• _MATERIAL TO PROCESS_:

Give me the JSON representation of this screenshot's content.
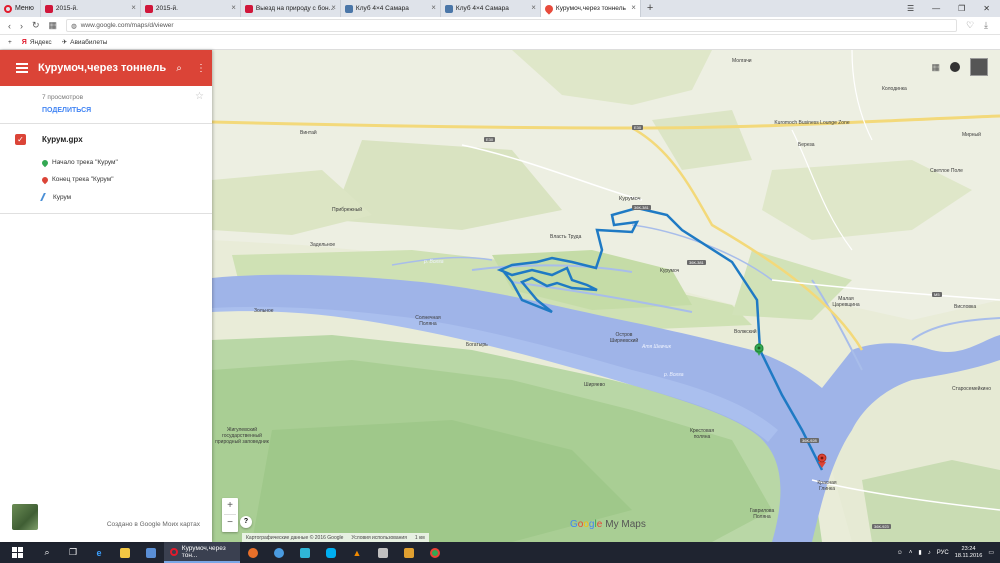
{
  "browser": {
    "menu_label": "Меню",
    "tabs": [
      {
        "title": "2015-й.",
        "favicon": "red-square-icon",
        "active": false
      },
      {
        "title": "2015-й.",
        "favicon": "red-square-icon",
        "active": false
      },
      {
        "title": "Выезд на природу с бон...",
        "favicon": "red-square-icon",
        "active": false
      },
      {
        "title": "Клуб 4×4 Самара",
        "favicon": "vk-icon",
        "active": false
      },
      {
        "title": "Клуб 4×4 Самара",
        "favicon": "vk-icon",
        "active": false
      },
      {
        "title": "Курумоч,через тоннель",
        "favicon": "map-pin-icon",
        "active": true
      }
    ],
    "url": "www.google.com/maps/d/viewer",
    "bookmarks": [
      {
        "label": "Яндекс"
      },
      {
        "label": "Авиабилеты"
      }
    ]
  },
  "panel": {
    "title": "Курумоч,через тоннель",
    "views": "7 просмотров",
    "share": "ПОДЕЛИТЬСЯ",
    "layer": {
      "name": "Курум.gpx",
      "checked": true,
      "features": [
        {
          "label": "Начало трека \"Курум\"",
          "icon": "green-pin-icon",
          "color": "#34a853"
        },
        {
          "label": "Конец трека \"Курум\"",
          "icon": "red-pin-icon",
          "color": "#db4437"
        },
        {
          "label": "Курум",
          "icon": "line-icon",
          "color": "#4a8fd6"
        }
      ]
    },
    "created": "Создано в Google Моих картах"
  },
  "map": {
    "places": [
      "Винтай",
      "Молгачи",
      "Колодинка",
      "Kuromoch Business Lounge Zone",
      "Березa",
      "Мирный",
      "Светлое Поле",
      "Курумоч",
      "Прибрежный",
      "Власть Труда",
      "Задельное",
      "Курумоч",
      "Малая Царевщина",
      "Висловка",
      "Зольное",
      "Солнечная Поляна",
      "Богатырь",
      "Остров Ширяевский",
      "Ширяево",
      "Волжский",
      "Жигулевский государственный природный заповедник",
      "Крестовая поляна",
      "Старосемейкино",
      "Красная Глинка",
      "Гаврилова Поляна"
    ],
    "roads": [
      "Е30",
      "Е30",
      "36К-381",
      "36К-381",
      "М5",
      "36К-928",
      "36К-923"
    ],
    "water_labels": [
      "р. Волга",
      "р. Волга",
      "Атя Шевчик"
    ],
    "logo_text": "My Maps",
    "attribution": "Картографические данные © 2016 Google",
    "terms": "Условия использования",
    "scale": "1 км",
    "zoom_in": "+",
    "zoom_out": "−",
    "help": "?",
    "route_color": "#1f7ac4"
  },
  "taskbar": {
    "active_app": "Курумоч,через тон...",
    "lang": "РУС",
    "time": "23:24",
    "date": "18.11.2016"
  }
}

• _OBJECTIVE_:
Pictures stay out; reproduce every line of the records exactly.

• _RESPONSE TO THE TASK_:
Give me the JSON representation of this screenshot's content.
{
  "browser": {
    "menu_label": "Меню",
    "tabs": [
      {
        "title": "2015-й.",
        "favicon": "red-square-icon",
        "active": false
      },
      {
        "title": "2015-й.",
        "favicon": "red-square-icon",
        "active": false
      },
      {
        "title": "Выезд на природу с бон...",
        "favicon": "red-square-icon",
        "active": false
      },
      {
        "title": "Клуб 4×4 Самара",
        "favicon": "vk-icon",
        "active": false
      },
      {
        "title": "Клуб 4×4 Самара",
        "favicon": "vk-icon",
        "active": false
      },
      {
        "title": "Курумоч,через тоннель",
        "favicon": "map-pin-icon",
        "active": true
      }
    ],
    "url": "www.google.com/maps/d/viewer",
    "bookmarks": [
      {
        "label": "Яндекс"
      },
      {
        "label": "Авиабилеты"
      }
    ]
  },
  "panel": {
    "title": "Курумоч,через тоннель",
    "views": "7 просмотров",
    "share": "ПОДЕЛИТЬСЯ",
    "layer": {
      "name": "Курум.gpx",
      "checked": true,
      "features": [
        {
          "label": "Начало трека \"Курум\"",
          "icon": "green-pin-icon",
          "color": "#34a853"
        },
        {
          "label": "Конец трека \"Курум\"",
          "icon": "red-pin-icon",
          "color": "#db4437"
        },
        {
          "label": "Курум",
          "icon": "line-icon",
          "color": "#4a8fd6"
        }
      ]
    },
    "created": "Создано в Google Моих картах"
  },
  "map": {
    "places": [
      "Винтай",
      "Молгачи",
      "Колодинка",
      "Kuromoch Business Lounge Zone",
      "Березa",
      "Мирный",
      "Светлое Поле",
      "Курумоч",
      "Прибрежный",
      "Власть Труда",
      "Задельное",
      "Курумоч",
      "Малая Царевщина",
      "Висловка",
      "Зольное",
      "Солнечная Поляна",
      "Богатырь",
      "Остров Ширяевский",
      "Ширяево",
      "Волжский",
      "Жигулевский государственный природный заповедник",
      "Крестовая поляна",
      "Старосемейкино",
      "Красная Глинка",
      "Гаврилова Поляна"
    ],
    "roads": [
      "Е30",
      "Е30",
      "36К-381",
      "36К-381",
      "М5",
      "36К-928",
      "36К-923"
    ],
    "water_labels": [
      "р. Волга",
      "р. Волга",
      "Атя Шевчик"
    ],
    "logo_text": "My Maps",
    "attribution": "Картографические данные © 2016 Google",
    "terms": "Условия использования",
    "scale": "1 км",
    "zoom_in": "+",
    "zoom_out": "−",
    "help": "?",
    "route_color": "#1f7ac4"
  },
  "taskbar": {
    "active_app": "Курумоч,через тон...",
    "lang": "РУС",
    "time": "23:24",
    "date": "18.11.2016"
  }
}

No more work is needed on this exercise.